*Written task*:
Write out all records as given; omit images.

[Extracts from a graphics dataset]
______

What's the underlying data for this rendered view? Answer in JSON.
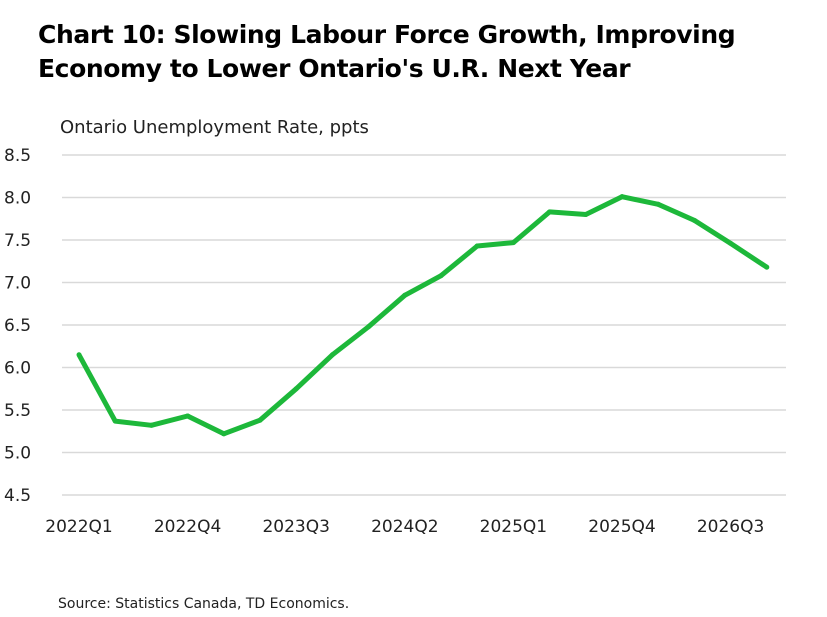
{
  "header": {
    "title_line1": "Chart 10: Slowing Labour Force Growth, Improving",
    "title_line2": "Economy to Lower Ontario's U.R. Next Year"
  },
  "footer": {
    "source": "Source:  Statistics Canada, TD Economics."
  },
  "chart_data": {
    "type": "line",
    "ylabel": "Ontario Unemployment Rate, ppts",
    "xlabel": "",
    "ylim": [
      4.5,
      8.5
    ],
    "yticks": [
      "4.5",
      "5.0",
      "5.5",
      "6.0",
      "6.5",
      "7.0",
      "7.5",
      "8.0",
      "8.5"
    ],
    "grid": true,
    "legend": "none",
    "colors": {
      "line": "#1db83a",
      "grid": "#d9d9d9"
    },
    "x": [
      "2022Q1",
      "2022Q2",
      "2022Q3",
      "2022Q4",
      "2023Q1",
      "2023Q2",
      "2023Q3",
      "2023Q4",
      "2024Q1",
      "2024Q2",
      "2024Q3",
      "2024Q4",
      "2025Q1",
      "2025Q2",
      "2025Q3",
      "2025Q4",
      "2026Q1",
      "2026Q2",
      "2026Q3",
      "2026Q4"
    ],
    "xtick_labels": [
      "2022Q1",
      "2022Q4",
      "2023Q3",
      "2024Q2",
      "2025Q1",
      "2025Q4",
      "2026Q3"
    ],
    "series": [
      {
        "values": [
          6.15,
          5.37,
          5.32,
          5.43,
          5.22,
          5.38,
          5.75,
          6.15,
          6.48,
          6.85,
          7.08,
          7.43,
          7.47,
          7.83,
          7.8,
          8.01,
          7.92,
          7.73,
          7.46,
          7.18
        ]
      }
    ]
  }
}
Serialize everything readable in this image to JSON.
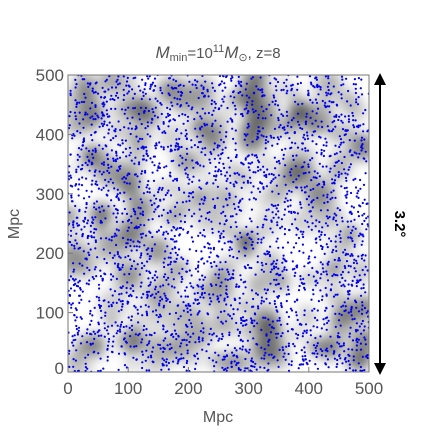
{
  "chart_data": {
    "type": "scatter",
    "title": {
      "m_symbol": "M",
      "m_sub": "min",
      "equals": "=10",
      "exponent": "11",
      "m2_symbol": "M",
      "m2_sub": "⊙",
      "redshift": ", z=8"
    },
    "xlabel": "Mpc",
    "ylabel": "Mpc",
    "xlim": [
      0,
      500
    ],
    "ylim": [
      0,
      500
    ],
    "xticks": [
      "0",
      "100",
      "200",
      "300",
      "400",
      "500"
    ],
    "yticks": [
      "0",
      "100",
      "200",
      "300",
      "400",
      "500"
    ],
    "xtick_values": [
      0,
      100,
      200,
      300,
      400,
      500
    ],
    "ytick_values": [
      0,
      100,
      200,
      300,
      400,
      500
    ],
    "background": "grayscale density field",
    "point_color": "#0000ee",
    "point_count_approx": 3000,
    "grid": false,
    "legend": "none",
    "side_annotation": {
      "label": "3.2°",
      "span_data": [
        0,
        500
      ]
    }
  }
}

______

*Solution below*:
What's the underlying data for this rendered view? Answer in JSON.
{
  "header": {
    "title_line1": "Chart 10: Slowing Labour Force Growth, Improving",
    "title_line2": "Economy to Lower Ontario's U.R. Next Year"
  },
  "footer": {
    "source": "Source:  Statistics Canada, TD Economics."
  },
  "chart_data": {
    "type": "line",
    "ylabel": "Ontario Unemployment Rate, ppts",
    "xlabel": "",
    "ylim": [
      4.5,
      8.5
    ],
    "yticks": [
      "4.5",
      "5.0",
      "5.5",
      "6.0",
      "6.5",
      "7.0",
      "7.5",
      "8.0",
      "8.5"
    ],
    "grid": true,
    "legend": "none",
    "colors": {
      "line": "#1db83a",
      "grid": "#d9d9d9"
    },
    "x": [
      "2022Q1",
      "2022Q2",
      "2022Q3",
      "2022Q4",
      "2023Q1",
      "2023Q2",
      "2023Q3",
      "2023Q4",
      "2024Q1",
      "2024Q2",
      "2024Q3",
      "2024Q4",
      "2025Q1",
      "2025Q2",
      "2025Q3",
      "2025Q4",
      "2026Q1",
      "2026Q2",
      "2026Q3",
      "2026Q4"
    ],
    "xtick_labels": [
      "2022Q1",
      "2022Q4",
      "2023Q3",
      "2024Q2",
      "2025Q1",
      "2025Q4",
      "2026Q3"
    ],
    "series": [
      {
        "values": [
          6.15,
          5.37,
          5.32,
          5.43,
          5.22,
          5.38,
          5.75,
          6.15,
          6.48,
          6.85,
          7.08,
          7.43,
          7.47,
          7.83,
          7.8,
          8.01,
          7.92,
          7.73,
          7.46,
          7.18
        ]
      }
    ]
  }
}
Serialize everything readable in this image to JSON.
{
  "chart_data": {
    "type": "scatter",
    "title": {
      "m_symbol": "M",
      "m_sub": "min",
      "equals": "=10",
      "exponent": "11",
      "m2_symbol": "M",
      "m2_sub": "⊙",
      "redshift": ", z=8"
    },
    "xlabel": "Mpc",
    "ylabel": "Mpc",
    "xlim": [
      0,
      500
    ],
    "ylim": [
      0,
      500
    ],
    "xticks": [
      "0",
      "100",
      "200",
      "300",
      "400",
      "500"
    ],
    "yticks": [
      "0",
      "100",
      "200",
      "300",
      "400",
      "500"
    ],
    "xtick_values": [
      0,
      100,
      200,
      300,
      400,
      500
    ],
    "ytick_values": [
      0,
      100,
      200,
      300,
      400,
      500
    ],
    "background": "grayscale density field",
    "point_color": "#0000ee",
    "point_count_approx": 3000,
    "grid": false,
    "legend": "none",
    "side_annotation": {
      "label": "3.2°",
      "span_data": [
        0,
        500
      ]
    }
  }
}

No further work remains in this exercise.